● Source material:
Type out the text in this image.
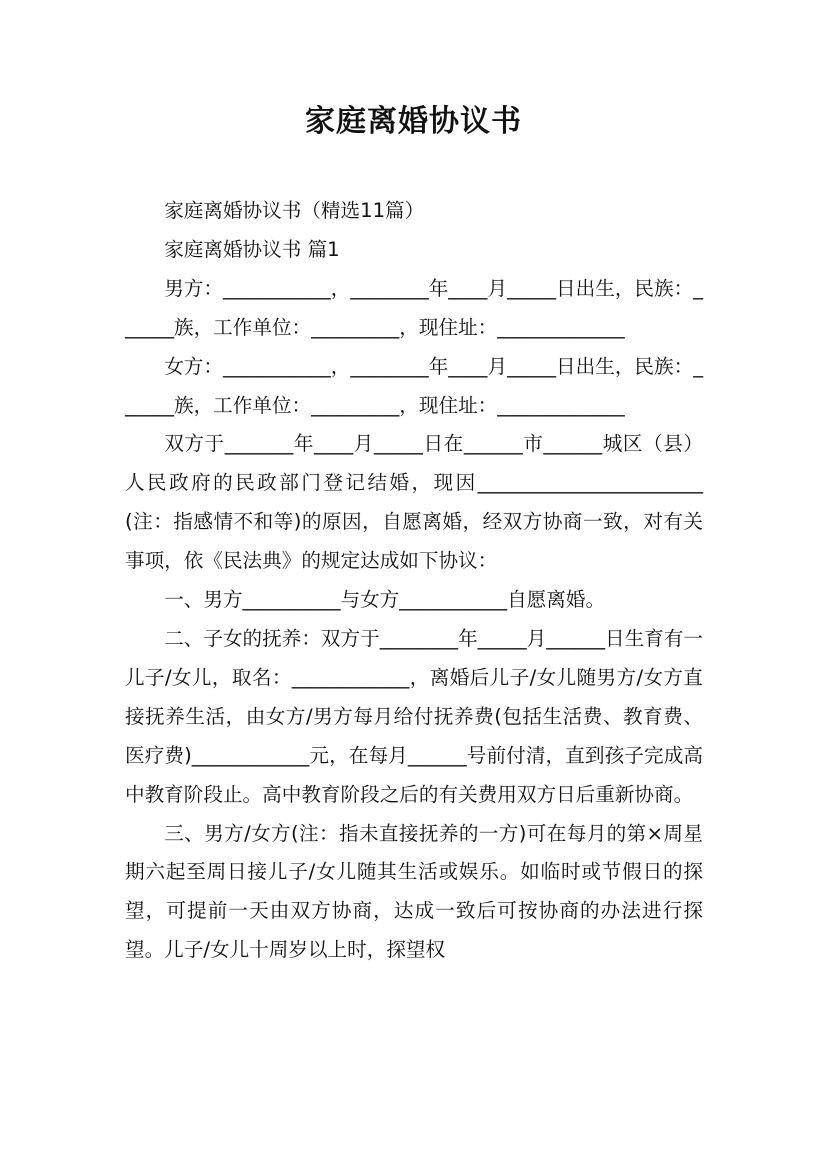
家庭离婚协议书

家庭离婚协议书（精选11篇）

家庭离婚协议书 篇1

男方：___________，________年____月_____日出生，民族：______族，工作单位：_________，现住址：_____________

女方：___________，________年____月_____日出生，民族：______族，工作单位：_________，现住址：_____________

双方于_______年____月_____日在______市______城区（县）人民政府的民政部门登记结婚，现因_______________________(注：指感情不和等)的原因，自愿离婚，经双方协商一致，对有关事项，依《民法典》的规定达成如下协议：

一、男方__________与女方___________自愿离婚。

二、子女的抚养：双方于________年_____月______日生育有一儿子/女儿，取名：____________，离婚后儿子/女儿随男方/女方直接抚养生活，由女方/男方每月给付抚养费(包括生活费、教育费、医疗费)____________元，在每月______号前付清，直到孩子完成高中教育阶段止。高中教育阶段之后的有关费用双方日后重新协商。

三、男方/女方(注：指未直接抚养的一方)可在每月的第×周星期六起至周日接儿子/女儿随其生活或娱乐。如临时或节假日的探望，可提前一天由双方协商，达成一致后可按协商的办法进行探望。儿子/女儿十周岁以上时，探望权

● Written task:
Make a word-for-word copy of the entries, without any pictures.

● The output:
Type out the text in this image.
家庭离婚协议书

家庭离婚协议书（精选11篇）

家庭离婚协议书 篇1

男方：___________，________年____月_____日出生，民族：______族，工作单位：_________，现住址：_____________

女方：___________，________年____月_____日出生，民族：______族，工作单位：_________，现住址：_____________

双方于_______年____月_____日在______市______城区（县）人民政府的民政部门登记结婚，现因_______________________(注：指感情不和等)的原因，自愿离婚，经双方协商一致，对有关事项，依《民法典》的规定达成如下协议：

一、男方__________与女方___________自愿离婚。

二、子女的抚养：双方于________年_____月______日生育有一儿子/女儿，取名：____________，离婚后儿子/女儿随男方/女方直接抚养生活，由女方/男方每月给付抚养费(包括生活费、教育费、医疗费)____________元，在每月______号前付清，直到孩子完成高中教育阶段止。高中教育阶段之后的有关费用双方日后重新协商。

三、男方/女方(注：指未直接抚养的一方)可在每月的第×周星期六起至周日接儿子/女儿随其生活或娱乐。如临时或节假日的探望，可提前一天由双方协商，达成一致后可按协商的办法进行探望。儿子/女儿十周岁以上时，探望权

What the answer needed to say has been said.